TASK GOAL
Give every line of the data again, unchanged, but with no pictures.
━━━━━━━━━━
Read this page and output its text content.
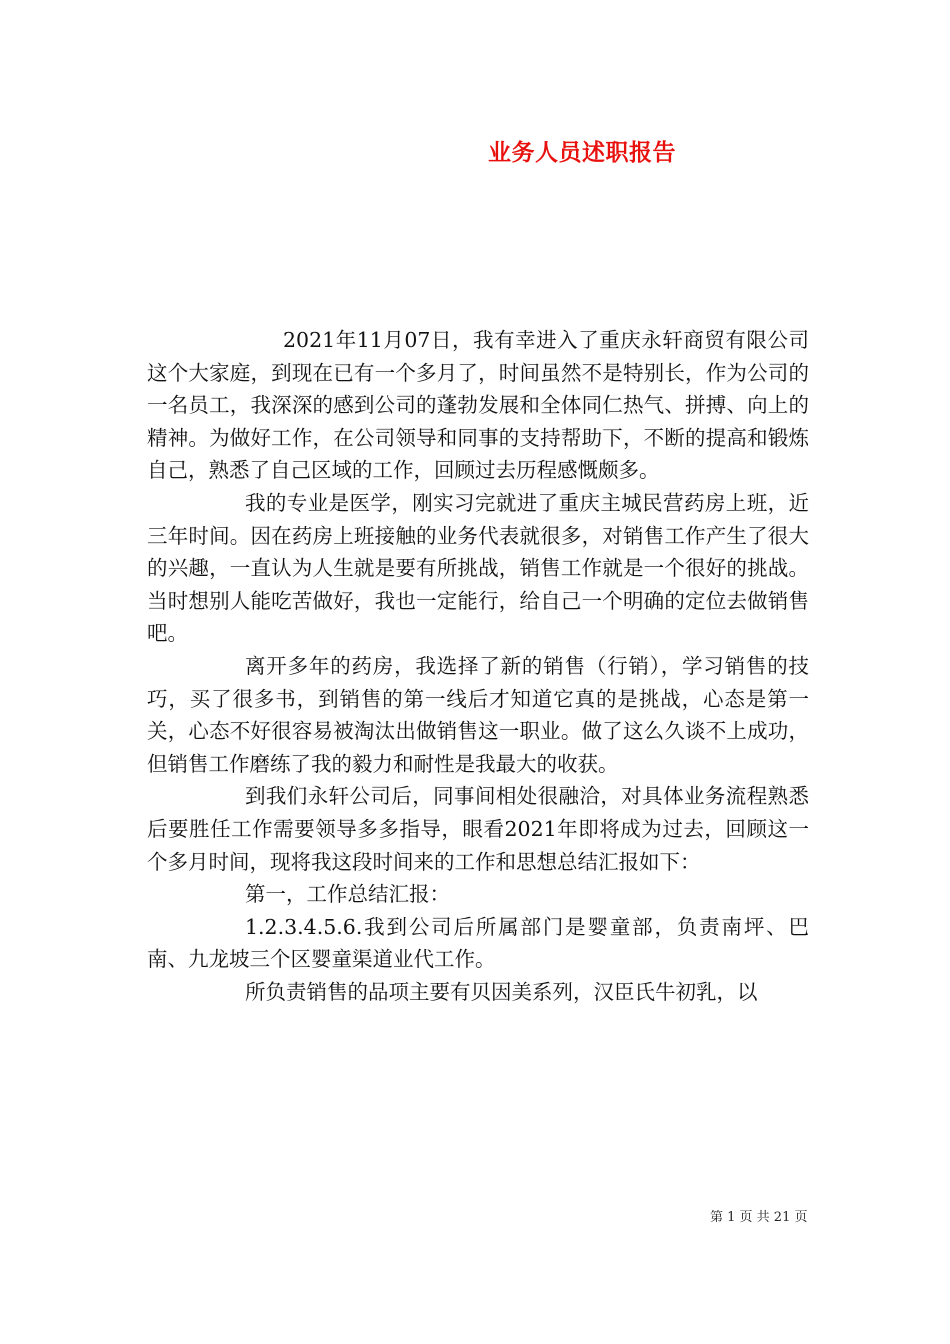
业务人员述职报告

2021年11月07日，我有幸进入了重庆永轩商贸有限公司这个大家庭，到现在已有一个多月了，时间虽然不是特别长，作为公司的一名员工，我深深的感到公司的蓬勃发展和全体同仁热气、拼搏、向上的精神。为做好工作，在公司领导和同事的支持帮助下，不断的提高和锻炼自己，熟悉了自己区域的工作，回顾过去历程感慨颇多。

我的专业是医学，刚实习完就进了重庆主城民营药房上班，近三年时间。因在药房上班接触的业务代表就很多，对销售工作产生了很大的兴趣，一直认为人生就是要有所挑战，销售工作就是一个很好的挑战。当时想别人能吃苦做好，我也一定能行，给自己一个明确的定位去做销售吧。

离开多年的药房，我选择了新的销售（行销），学习销售的技巧，买了很多书，到销售的第一线后才知道它真的是挑战，心态是第一关，心态不好很容易被淘汰出做销售这一职业。做了这么久谈不上成功，但销售工作磨练了我的毅力和耐性是我最大的收获。

到我们永轩公司后，同事间相处很融洽，对具体业务流程熟悉后要胜任工作需要领导多多指导，眼看2021年即将成为过去，回顾这一个多月时间，现将我这段时间来的工作和思想总结汇报如下：

第一，工作总结汇报：

1.2.3.4.5.6.我到公司后所属部门是婴童部，负责南坪、巴南、九龙坡三个区婴童渠道业代工作。

所负责销售的品项主要有贝因美系列，汉臣氏牛初乳，以

第 1 页 共 21 页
━━━━━━━━━━
EXPECTED ANSWER
Read this page and output its text content.
业务人员述职报告

2021年11月07日，我有幸进入了重庆永轩商贸有限公司这个大家庭，到现在已有一个多月了，时间虽然不是特别长，作为公司的一名员工，我深深的感到公司的蓬勃发展和全体同仁热气、拼搏、向上的精神。为做好工作，在公司领导和同事的支持帮助下，不断的提高和锻炼自己，熟悉了自己区域的工作，回顾过去历程感慨颇多。

我的专业是医学，刚实习完就进了重庆主城民营药房上班，近三年时间。因在药房上班接触的业务代表就很多，对销售工作产生了很大的兴趣，一直认为人生就是要有所挑战，销售工作就是一个很好的挑战。当时想别人能吃苦做好，我也一定能行，给自己一个明确的定位去做销售吧。

离开多年的药房，我选择了新的销售（行销），学习销售的技巧，买了很多书，到销售的第一线后才知道它真的是挑战，心态是第一关，心态不好很容易被淘汰出做销售这一职业。做了这么久谈不上成功，但销售工作磨练了我的毅力和耐性是我最大的收获。

到我们永轩公司后，同事间相处很融洽，对具体业务流程熟悉后要胜任工作需要领导多多指导，眼看2021年即将成为过去，回顾这一个多月时间，现将我这段时间来的工作和思想总结汇报如下：

第一，工作总结汇报：

1.2.3.4.5.6.我到公司后所属部门是婴童部，负责南坪、巴南、九龙坡三个区婴童渠道业代工作。

所负责销售的品项主要有贝因美系列，汉臣氏牛初乳，以

第 1 页 共 21 页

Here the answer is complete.